▶ [GIVEN TASK]: Each record below should be repeated precisely as written.
┌─ PROVIDED DATA
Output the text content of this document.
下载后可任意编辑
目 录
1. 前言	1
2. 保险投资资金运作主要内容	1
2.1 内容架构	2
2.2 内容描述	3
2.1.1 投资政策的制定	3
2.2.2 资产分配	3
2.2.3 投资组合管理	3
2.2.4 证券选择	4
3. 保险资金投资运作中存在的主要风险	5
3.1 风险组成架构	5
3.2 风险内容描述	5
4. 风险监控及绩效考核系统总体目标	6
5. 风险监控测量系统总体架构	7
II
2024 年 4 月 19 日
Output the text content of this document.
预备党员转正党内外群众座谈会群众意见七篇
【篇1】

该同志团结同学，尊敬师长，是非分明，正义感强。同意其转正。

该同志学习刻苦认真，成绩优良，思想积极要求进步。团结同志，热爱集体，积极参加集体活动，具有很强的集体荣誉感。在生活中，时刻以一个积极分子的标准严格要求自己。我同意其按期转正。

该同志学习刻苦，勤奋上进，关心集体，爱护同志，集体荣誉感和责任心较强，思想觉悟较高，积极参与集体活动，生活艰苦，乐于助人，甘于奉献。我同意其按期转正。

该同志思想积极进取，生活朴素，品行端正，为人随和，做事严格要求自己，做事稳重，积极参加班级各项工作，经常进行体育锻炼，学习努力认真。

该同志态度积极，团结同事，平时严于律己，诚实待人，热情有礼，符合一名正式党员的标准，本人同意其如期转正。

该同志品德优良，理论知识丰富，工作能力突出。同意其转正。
└─
▶ [THE SOLUTION]:
Output the text content of this document.
下载后可任意编辑
目 录
1. 前言	1
2. 保险投资资金运作主要内容	1
2.1 内容架构	2
2.2 内容描述	3
2.1.1 投资政策的制定	3
2.2.2 资产分配	3
2.2.3 投资组合管理	3
2.2.4 证券选择	4
3. 保险资金投资运作中存在的主要风险	5
3.1 风险组成架构	5
3.2 风险内容描述	5
4. 风险监控及绩效考核系统总体目标	6
5. 风险监控测量系统总体架构	7
II
2024 年 4 月 19 日
Output the text content of this document.
预备党员转正党内外群众座谈会群众意见七篇
【篇1】

该同志团结同学，尊敬师长，是非分明，正义感强。同意其转正。

该同志学习刻苦认真，成绩优良，思想积极要求进步。团结同志，热爱集体，积极参加集体活动，具有很强的集体荣誉感。在生活中，时刻以一个积极分子的标准严格要求自己。我同意其按期转正。

该同志学习刻苦，勤奋上进，关心集体，爱护同志，集体荣誉感和责任心较强，思想觉悟较高，积极参与集体活动，生活艰苦，乐于助人，甘于奉献。我同意其按期转正。

该同志思想积极进取，生活朴素，品行端正，为人随和，做事严格要求自己，做事稳重，积极参加班级各项工作，经常进行体育锻炼，学习努力认真。

该同志态度积极，团结同事，平时严于律己，诚实待人，热情有礼，符合一名正式党员的标准，本人同意其如期转正。

该同志品德优良，理论知识丰富，工作能力突出。同意其转正。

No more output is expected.